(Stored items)
>> begin

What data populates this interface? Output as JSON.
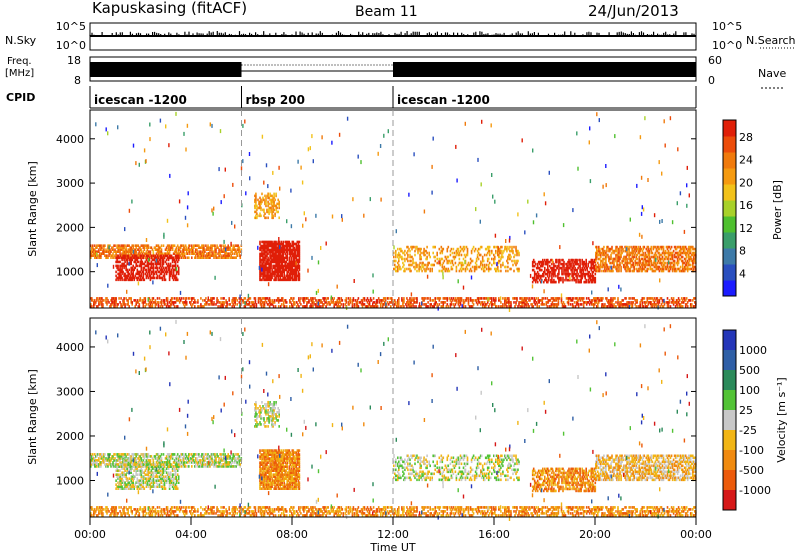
{
  "header": {
    "station": "Kapuskasing (fitACF)",
    "beam": "Beam 11",
    "date": "24/Jun/2013"
  },
  "panels": {
    "nsky": {
      "label": "N.Sky",
      "left_ticks": [
        "10^5",
        "10^0"
      ],
      "right_ticks": [
        "10^5",
        "10^0"
      ],
      "right_label": "N.Search"
    },
    "freq": {
      "label_line1": "Freq.",
      "label_line2": "[MHz]",
      "left_ticks": [
        "18",
        "8"
      ],
      "right_ticks": [
        "60",
        "0"
      ],
      "right_label": "Nave"
    },
    "cpid": {
      "label": "CPID",
      "segments": [
        {
          "label": "icescan -1200",
          "start_h": 0,
          "end_h": 6
        },
        {
          "label": "rbsp 200",
          "start_h": 6,
          "end_h": 12
        },
        {
          "label": "icescan -1200",
          "start_h": 12,
          "end_h": 24
        }
      ]
    }
  },
  "colors": {
    "power": [
      "#1c1cff",
      "#2a4fbf",
      "#3d7aa8",
      "#3a9e6a",
      "#4fc02f",
      "#a8d12a",
      "#f2c21a",
      "#f59a10",
      "#f07a0c",
      "#ec4c0a",
      "#e01f08"
    ],
    "velocity": [
      "#2436b8",
      "#2f5fa6",
      "#2b8a5a",
      "#53c336",
      "#c8c8c8",
      "#f1b515",
      "#f08a0f",
      "#ec5a0a",
      "#d61818"
    ],
    "grey": "#b9b9b9"
  },
  "chart_data": [
    {
      "type": "heatmap",
      "name": "power",
      "xlabel": "Time UT",
      "ylabel": "Slant Range [km]",
      "colorbar_label": "Power [dB]",
      "xlim": [
        0,
        24
      ],
      "ylim": [
        180,
        4650
      ],
      "x_ticks": [
        "00:00",
        "04:00",
        "08:00",
        "12:00",
        "16:00",
        "20:00",
        "00:00"
      ],
      "y_ticks": [
        "1000",
        "2000",
        "3000",
        "4000"
      ],
      "colorbar_ticks": [
        "4",
        "8",
        "12",
        "16",
        "20",
        "24",
        "28"
      ],
      "colorbar_range": [
        0,
        31
      ],
      "regions": [
        {
          "t0": 0.0,
          "t1": 6.0,
          "r0": 1300,
          "r1": 1600,
          "level": 8,
          "density": 0.6
        },
        {
          "t0": 1.0,
          "t1": 3.5,
          "r0": 800,
          "r1": 1400,
          "level": 13,
          "density": 0.55
        },
        {
          "t0": 6.7,
          "t1": 8.3,
          "r0": 800,
          "r1": 1700,
          "level": 15,
          "density": 0.8
        },
        {
          "t0": 6.5,
          "t1": 7.5,
          "r0": 2200,
          "r1": 2800,
          "level": 7,
          "density": 0.35
        },
        {
          "t0": 12.0,
          "t1": 17.0,
          "r0": 1000,
          "r1": 1600,
          "level": 7,
          "density": 0.3
        },
        {
          "t0": 17.5,
          "t1": 20.0,
          "r0": 750,
          "r1": 1300,
          "level": 12,
          "density": 0.55
        },
        {
          "t0": 20.0,
          "t1": 24.0,
          "r0": 1000,
          "r1": 1600,
          "level": 8,
          "density": 0.55
        },
        {
          "t0": 0.0,
          "t1": 24.0,
          "r0": 200,
          "r1": 420,
          "level": 9,
          "density": 0.45
        }
      ]
    },
    {
      "type": "heatmap",
      "name": "velocity",
      "xlabel": "Time UT",
      "ylabel": "Slant Range [km]",
      "colorbar_label": "Velocity [m s⁻¹]",
      "xlim": [
        0,
        24
      ],
      "ylim": [
        180,
        4650
      ],
      "x_ticks": [
        "00:00",
        "04:00",
        "08:00",
        "12:00",
        "16:00",
        "20:00",
        "00:00"
      ],
      "y_ticks": [
        "1000",
        "2000",
        "3000",
        "4000"
      ],
      "colorbar_ticks": [
        "1000",
        "500",
        "100",
        "25",
        "-25",
        "-100",
        "-500",
        "-1000"
      ],
      "regions": [
        {
          "t0": 0.0,
          "t1": 6.0,
          "r0": 1300,
          "r1": 1600,
          "level": 4,
          "density": 0.6
        },
        {
          "t0": 1.0,
          "t1": 3.5,
          "r0": 800,
          "r1": 1400,
          "level": 4,
          "density": 0.55
        },
        {
          "t0": 6.7,
          "t1": 8.3,
          "r0": 800,
          "r1": 1700,
          "level": 6,
          "density": 0.8
        },
        {
          "t0": 6.5,
          "t1": 7.5,
          "r0": 2200,
          "r1": 2800,
          "level": 4,
          "density": 0.35
        },
        {
          "t0": 12.0,
          "t1": 17.0,
          "r0": 1000,
          "r1": 1600,
          "level": 4,
          "density": 0.3
        },
        {
          "t0": 17.5,
          "t1": 20.0,
          "r0": 750,
          "r1": 1300,
          "level": 6,
          "density": 0.55
        },
        {
          "t0": 20.0,
          "t1": 24.0,
          "r0": 1000,
          "r1": 1600,
          "level": 5,
          "density": 0.55
        },
        {
          "t0": 0.0,
          "t1": 24.0,
          "r0": 200,
          "r1": 420,
          "level": 6,
          "density": 0.45
        }
      ]
    }
  ]
}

>> end

What the exercise asks: Give every record again exactly, apart from the pictures, which stay out.

Answer in full:
What data populates this interface? Output as JSON.
{
  "header": {
    "station": "Kapuskasing (fitACF)",
    "beam": "Beam 11",
    "date": "24/Jun/2013"
  },
  "panels": {
    "nsky": {
      "label": "N.Sky",
      "left_ticks": [
        "10^5",
        "10^0"
      ],
      "right_ticks": [
        "10^5",
        "10^0"
      ],
      "right_label": "N.Search"
    },
    "freq": {
      "label_line1": "Freq.",
      "label_line2": "[MHz]",
      "left_ticks": [
        "18",
        "8"
      ],
      "right_ticks": [
        "60",
        "0"
      ],
      "right_label": "Nave"
    },
    "cpid": {
      "label": "CPID",
      "segments": [
        {
          "label": "icescan -1200",
          "start_h": 0,
          "end_h": 6
        },
        {
          "label": "rbsp 200",
          "start_h": 6,
          "end_h": 12
        },
        {
          "label": "icescan -1200",
          "start_h": 12,
          "end_h": 24
        }
      ]
    }
  },
  "colors": {
    "power": [
      "#1c1cff",
      "#2a4fbf",
      "#3d7aa8",
      "#3a9e6a",
      "#4fc02f",
      "#a8d12a",
      "#f2c21a",
      "#f59a10",
      "#f07a0c",
      "#ec4c0a",
      "#e01f08"
    ],
    "velocity": [
      "#2436b8",
      "#2f5fa6",
      "#2b8a5a",
      "#53c336",
      "#c8c8c8",
      "#f1b515",
      "#f08a0f",
      "#ec5a0a",
      "#d61818"
    ],
    "grey": "#b9b9b9"
  },
  "chart_data": [
    {
      "type": "heatmap",
      "name": "power",
      "xlabel": "Time UT",
      "ylabel": "Slant Range [km]",
      "colorbar_label": "Power [dB]",
      "xlim": [
        0,
        24
      ],
      "ylim": [
        180,
        4650
      ],
      "x_ticks": [
        "00:00",
        "04:00",
        "08:00",
        "12:00",
        "16:00",
        "20:00",
        "00:00"
      ],
      "y_ticks": [
        "1000",
        "2000",
        "3000",
        "4000"
      ],
      "colorbar_ticks": [
        "4",
        "8",
        "12",
        "16",
        "20",
        "24",
        "28"
      ],
      "colorbar_range": [
        0,
        31
      ],
      "regions": [
        {
          "t0": 0.0,
          "t1": 6.0,
          "r0": 1300,
          "r1": 1600,
          "level": 8,
          "density": 0.6
        },
        {
          "t0": 1.0,
          "t1": 3.5,
          "r0": 800,
          "r1": 1400,
          "level": 13,
          "density": 0.55
        },
        {
          "t0": 6.7,
          "t1": 8.3,
          "r0": 800,
          "r1": 1700,
          "level": 15,
          "density": 0.8
        },
        {
          "t0": 6.5,
          "t1": 7.5,
          "r0": 2200,
          "r1": 2800,
          "level": 7,
          "density": 0.35
        },
        {
          "t0": 12.0,
          "t1": 17.0,
          "r0": 1000,
          "r1": 1600,
          "level": 7,
          "density": 0.3
        },
        {
          "t0": 17.5,
          "t1": 20.0,
          "r0": 750,
          "r1": 1300,
          "level": 12,
          "density": 0.55
        },
        {
          "t0": 20.0,
          "t1": 24.0,
          "r0": 1000,
          "r1": 1600,
          "level": 8,
          "density": 0.55
        },
        {
          "t0": 0.0,
          "t1": 24.0,
          "r0": 200,
          "r1": 420,
          "level": 9,
          "density": 0.45
        }
      ]
    },
    {
      "type": "heatmap",
      "name": "velocity",
      "xlabel": "Time UT",
      "ylabel": "Slant Range [km]",
      "colorbar_label": "Velocity [m s⁻¹]",
      "xlim": [
        0,
        24
      ],
      "ylim": [
        180,
        4650
      ],
      "x_ticks": [
        "00:00",
        "04:00",
        "08:00",
        "12:00",
        "16:00",
        "20:00",
        "00:00"
      ],
      "y_ticks": [
        "1000",
        "2000",
        "3000",
        "4000"
      ],
      "colorbar_ticks": [
        "1000",
        "500",
        "100",
        "25",
        "-25",
        "-100",
        "-500",
        "-1000"
      ],
      "regions": [
        {
          "t0": 0.0,
          "t1": 6.0,
          "r0": 1300,
          "r1": 1600,
          "level": 4,
          "density": 0.6
        },
        {
          "t0": 1.0,
          "t1": 3.5,
          "r0": 800,
          "r1": 1400,
          "level": 4,
          "density": 0.55
        },
        {
          "t0": 6.7,
          "t1": 8.3,
          "r0": 800,
          "r1": 1700,
          "level": 6,
          "density": 0.8
        },
        {
          "t0": 6.5,
          "t1": 7.5,
          "r0": 2200,
          "r1": 2800,
          "level": 4,
          "density": 0.35
        },
        {
          "t0": 12.0,
          "t1": 17.0,
          "r0": 1000,
          "r1": 1600,
          "level": 4,
          "density": 0.3
        },
        {
          "t0": 17.5,
          "t1": 20.0,
          "r0": 750,
          "r1": 1300,
          "level": 6,
          "density": 0.55
        },
        {
          "t0": 20.0,
          "t1": 24.0,
          "r0": 1000,
          "r1": 1600,
          "level": 5,
          "density": 0.55
        },
        {
          "t0": 0.0,
          "t1": 24.0,
          "r0": 200,
          "r1": 420,
          "level": 6,
          "density": 0.45
        }
      ]
    }
  ]
}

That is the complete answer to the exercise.